#### DATA FOR THIS EXERCISE
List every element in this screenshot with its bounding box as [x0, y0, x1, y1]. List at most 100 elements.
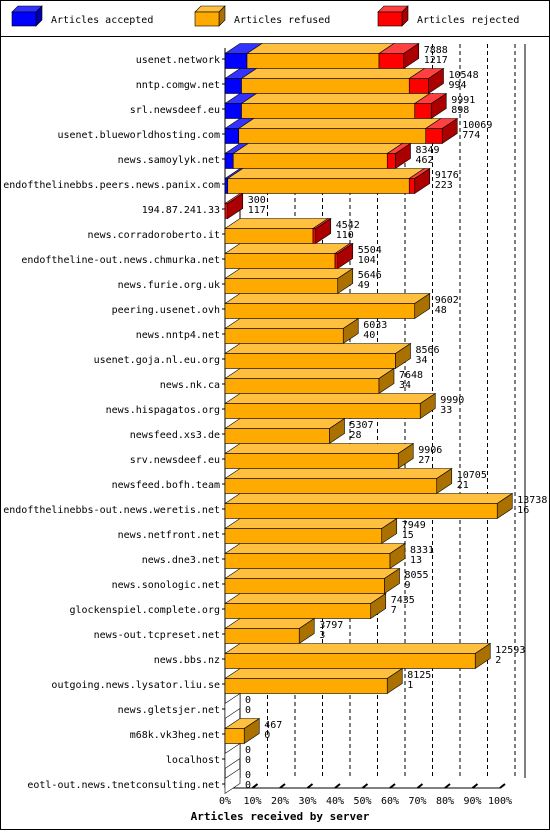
bar-segment	[241, 103, 416, 119]
total-label: 9991	[451, 95, 475, 106]
rejected-label: 110	[336, 230, 354, 241]
category-label: 194.87.241.33	[142, 205, 220, 216]
bar-top	[224, 493, 514, 504]
bar-top	[224, 468, 453, 479]
total-label: 300	[248, 195, 266, 206]
bar-side	[337, 242, 354, 270]
bar-side	[386, 667, 403, 695]
bar-segment	[408, 178, 416, 194]
bar-segment	[414, 103, 432, 119]
rejected-label: 994	[449, 80, 467, 91]
bar-segment	[224, 428, 330, 444]
x-tick-label: 60%	[381, 796, 399, 807]
bar-top	[224, 593, 387, 604]
bar-side	[389, 542, 406, 570]
category-label: newsfeed.bofh.team	[112, 480, 220, 491]
total-label: 9906	[418, 445, 442, 456]
bar-segment	[227, 178, 410, 194]
legend-label: Articles accepted	[51, 15, 153, 26]
category-label: peering.usenet.ovh	[112, 305, 220, 316]
bar-top	[224, 643, 492, 654]
category-label: news.bbs.nz	[154, 655, 220, 666]
rejected-label: 0	[245, 755, 251, 766]
x-tick	[306, 783, 314, 789]
bar-empty	[224, 767, 241, 795]
bar-side	[441, 117, 458, 145]
bar-segment	[224, 378, 380, 394]
total-label: 10069	[462, 120, 492, 131]
category-label: nntp.comgw.net	[136, 80, 220, 91]
total-label: 10705	[457, 470, 487, 481]
bar-segment	[224, 303, 416, 319]
total-label: 8331	[410, 545, 434, 556]
bar-top	[224, 518, 398, 529]
x-tick	[361, 783, 369, 789]
category-label: outgoing.news.lysator.liu.se	[51, 680, 220, 691]
rejected-label: 28	[350, 430, 362, 441]
x-tick	[471, 783, 479, 789]
bar-segment	[224, 553, 391, 569]
x-tick-label: 30%	[298, 796, 316, 807]
bar-segment	[224, 103, 242, 119]
rejected-label: 774	[462, 130, 480, 141]
category-label: news-out.tcpreset.net	[94, 630, 220, 641]
bar-top	[224, 543, 406, 554]
category-label: news.nntp4.net	[136, 330, 220, 341]
bar-segment	[425, 128, 443, 144]
bar-side	[315, 217, 332, 245]
bar-side	[496, 492, 513, 520]
bar-segment	[224, 153, 234, 169]
bar-side	[342, 317, 359, 345]
bar-segment	[224, 653, 476, 669]
bar-segment	[378, 53, 405, 69]
bar-top	[224, 418, 346, 429]
rejected-label: 49	[358, 280, 370, 291]
category-label: news.nk.ca	[160, 380, 220, 391]
bar-side	[403, 42, 420, 70]
category-label: news.gletsjer.net	[118, 705, 220, 716]
total-label: 7888	[424, 45, 448, 56]
total-label: 7648	[399, 370, 423, 381]
x-tick-label: 90%	[463, 796, 481, 807]
bar-top	[240, 93, 431, 104]
category-label: srv.newsdeef.eu	[130, 455, 220, 466]
x-tick	[499, 783, 506, 789]
axes: 0% 10% 20% 30% 40% 50% 60% 70% 80% 90% 100%	[219, 48, 512, 807]
bar-segment	[238, 128, 427, 144]
bar-top	[224, 368, 395, 379]
bar-top	[246, 43, 395, 54]
x-tick	[251, 783, 259, 789]
x-tick	[416, 783, 424, 789]
category-label: usenet.network	[136, 55, 220, 66]
total-label: 8125	[407, 670, 431, 681]
rejected-label: 0	[245, 780, 251, 791]
bar-segment	[224, 628, 300, 644]
rejected-label: 104	[358, 255, 376, 266]
bar-top	[224, 618, 316, 629]
bar-side	[227, 192, 244, 220]
bars	[224, 42, 514, 795]
category-label: news.samoylyk.net	[118, 155, 220, 166]
rejected-label: 7	[391, 605, 397, 616]
total-label: 467	[264, 720, 282, 731]
rejected-label: 34	[399, 380, 411, 391]
rejected-label: 0	[264, 730, 270, 741]
x-tick-label: 40%	[326, 796, 344, 807]
bar-segment	[224, 528, 383, 544]
bar-segment	[224, 728, 245, 744]
category-label: news.corradoroberto.it	[88, 230, 220, 241]
bar-segment	[312, 228, 317, 244]
bar-top	[232, 143, 404, 154]
bar-side	[384, 567, 400, 595]
total-label: 8055	[405, 570, 429, 581]
bar-segment	[224, 53, 248, 69]
bar-segment	[224, 328, 344, 344]
bar-segment	[224, 253, 336, 269]
rejected-label: 223	[435, 180, 453, 191]
total-label: 6033	[363, 320, 387, 331]
total-label: 0	[245, 770, 251, 781]
bar-top	[224, 318, 360, 329]
category-label: usenet.goja.nl.eu.org	[94, 355, 220, 366]
x-tick	[279, 783, 286, 789]
total-label: 8349	[416, 145, 440, 156]
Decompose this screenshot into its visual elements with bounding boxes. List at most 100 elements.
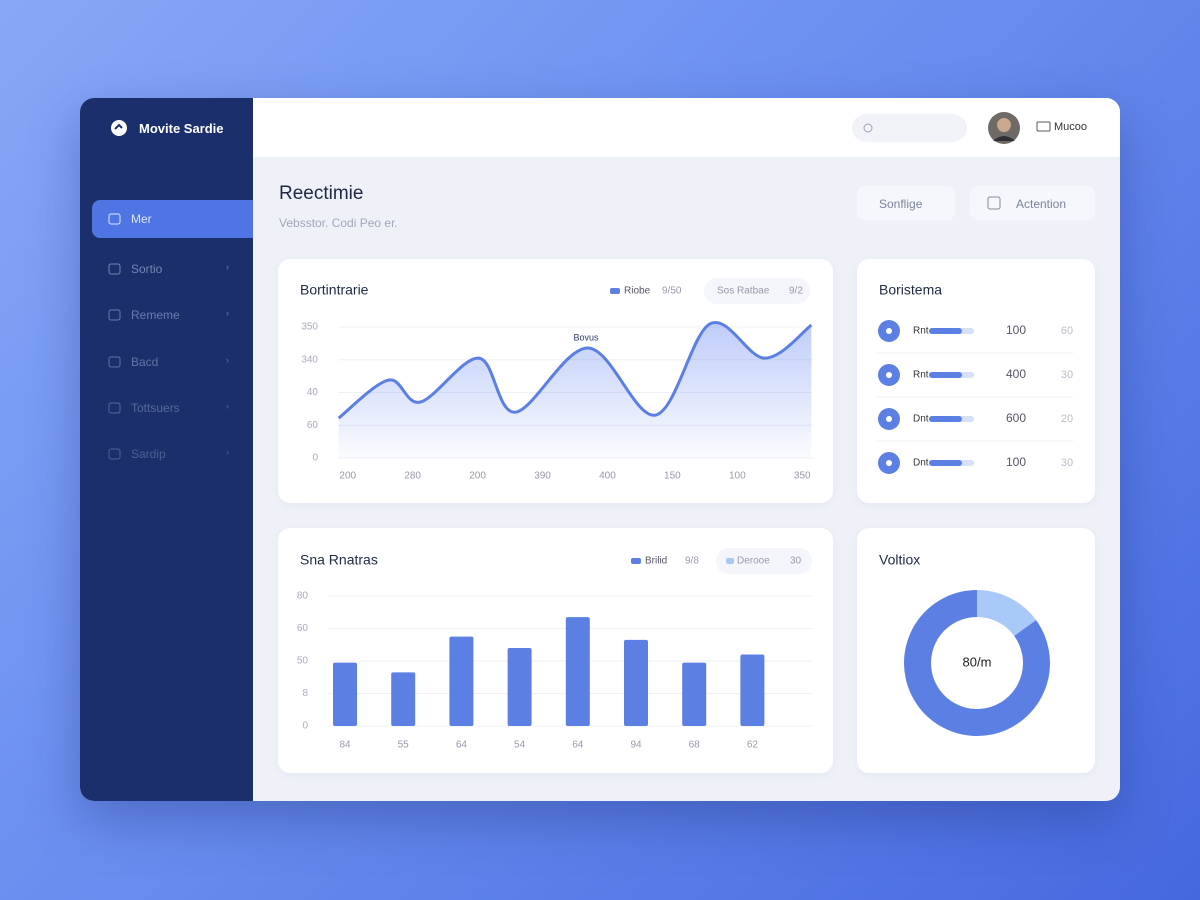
progress-fill [929,328,962,334]
donut-segment [904,590,1050,736]
sidebar: Movite Sardie Mer Sortio › Rememe › Bacd › Tott… [80,98,253,801]
line-chart: Bortintrarie 9/50 Sos Ratbae 9/2 0 60 40 34… [300,278,813,482]
progress-fill [929,460,962,466]
button[interactable]: Sonflige [857,186,955,220]
bar [391,672,416,726]
app-window: Movite Sardie Mer Sortio › Rememe › Bacd › Tott… [80,98,1120,801]
progress-fill [929,416,962,422]
nav-icon [108,356,121,368]
y-tick-label: 60 [297,623,309,634]
donut-card: Voltiox 80/m [857,528,1095,773]
x-tick-label: 200 [339,471,356,482]
card-title: Bortintrarie [300,282,369,298]
legend-label: Derooe [737,556,770,567]
page-subtitle: Vebsstor. Codi Peo er. [279,216,398,230]
button-label: Actention [1016,197,1067,211]
list-card: Boristema Rnt 100 60 Rnt 400 30 Dnt 600 20 Dnt 100… [857,259,1095,503]
legend-label: Brilid [645,556,667,567]
x-tick-label: 55 [398,740,410,751]
avatar[interactable] [987,111,1021,145]
legend-value: 30 [790,556,802,567]
row-value: 400 [1006,367,1026,381]
button-label: Sonflige [879,197,923,211]
search-box[interactable] [852,114,967,142]
legend-swatch [631,558,641,564]
nav-item[interactable]: Sardip › [92,435,253,473]
legend-label: Riobe [624,286,651,297]
nav-icon [108,402,121,414]
user-name[interactable]: Mucoo [1054,121,1088,133]
x-tick-label: 54 [514,740,526,751]
legend-swatch [610,288,620,294]
y-tick-label: 80 [297,591,309,602]
x-tick-label: 62 [747,740,759,751]
y-tick-label: 8 [302,688,308,699]
brand-name: Movite Sardie [139,121,224,136]
legend-chip[interactable] [704,278,810,304]
x-tick-label: 100 [729,471,746,482]
bar-card: Sna Rnatras 9/8 Derooe 30 0 8 50 60 80 Brilid… [278,528,833,773]
x-tick-label: 84 [339,740,351,751]
x-tick-label: 94 [630,740,642,751]
nav-label: Rememe [131,308,180,322]
y-tick-label: 0 [312,453,318,464]
button[interactable]: Actention [970,186,1095,220]
nav-label: Sortio [131,262,163,276]
row-icon-dot [886,328,892,334]
message-icon[interactable] [1036,120,1052,134]
legend-label: Sos Ratbae [717,286,770,297]
bar [740,654,765,726]
card-title: Boristema [879,282,942,298]
row-icon-dot [886,416,892,422]
legend-chip[interactable] [716,548,812,574]
y-tick-label: 340 [301,354,318,365]
legend-swatch [726,558,734,564]
nav-label: Bacd [131,355,159,369]
page-title: Reectimie [279,183,364,204]
chevron: › [226,308,229,318]
line-card: Bortintrarie 9/50 Sos Ratbae 9/2 0 60 40 34… [278,259,833,503]
chevron: › [226,447,229,457]
row-extra: 30 [1061,369,1073,381]
row-label: Rnt [913,326,929,337]
nav-item[interactable]: Mer [92,200,253,238]
nav-item[interactable]: Rememe › [92,296,253,334]
nav-item[interactable]: Sortio › [92,250,253,288]
y-tick-label: 60 [307,420,319,431]
bar [449,636,474,726]
nav-label: Tottsuers [131,401,180,415]
y-tick-label: 50 [297,656,309,667]
nav-item[interactable]: Bacd › [92,343,253,381]
legend-value: 9/2 [789,286,803,297]
x-tick-label: 64 [456,740,468,751]
legend-note: 9/8 [685,556,699,567]
nav-icon [108,448,121,460]
search-icon [863,123,873,133]
chevron: › [226,355,229,365]
x-tick-label: 200 [469,471,486,482]
card-title: Sna Rnatras [300,552,378,568]
bar [565,617,590,726]
donut-chart: Voltiox 80/m [879,552,1050,736]
bar [333,662,357,726]
nav-item[interactable]: Tottsuers › [92,389,253,427]
annotation: Bovus [573,332,599,342]
row-icon-dot [886,460,892,466]
x-tick-label: 150 [664,471,681,482]
bar [624,639,648,726]
center-label: 80/m [963,654,992,669]
line [337,320,813,420]
bar-chart: Sna Rnatras 9/8 Derooe 30 0 8 50 60 80 Brilid… [297,548,813,751]
row-label: Dnt [913,414,929,425]
x-tick-label: 280 [404,471,421,482]
x-tick-label: 68 [689,740,701,751]
x-tick-label: 64 [572,740,584,751]
x-tick-label: 390 [534,471,551,482]
legend-note: 9/50 [662,286,682,297]
bar [507,648,532,726]
nav-icon [108,309,121,321]
row-value: 600 [1006,411,1026,425]
row-extra: 30 [1061,457,1073,469]
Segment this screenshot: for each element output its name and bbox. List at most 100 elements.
########
WHAT YOU NEED TO DO =
Copy out every line of the data from the one containing "progress-fill [929,328,962,334]" down to the one containing "y-tick-label: 60 [297,623,309,634]", both included, with no changes.

ANSWER TO THE PROBLEM =
progress-fill [929,328,962,334]
donut-segment [904,590,1050,736]
sidebar: Movite Sardie Mer Sortio › Rememe › Bacd › Tott… [80,98,253,801]
line-chart: Bortintrarie 9/50 Sos Ratbae 9/2 0 60 40 34… [300,278,813,482]
progress-fill [929,460,962,466]
button[interactable]: Sonflige [857,186,955,220]
bar [391,672,416,726]
app-window: Movite Sardie Mer Sortio › Rememe › Bacd › Tott… [80,98,1120,801]
progress-fill [929,416,962,422]
nav-icon [108,356,121,368]
y-tick-label: 60 [297,623,309,634]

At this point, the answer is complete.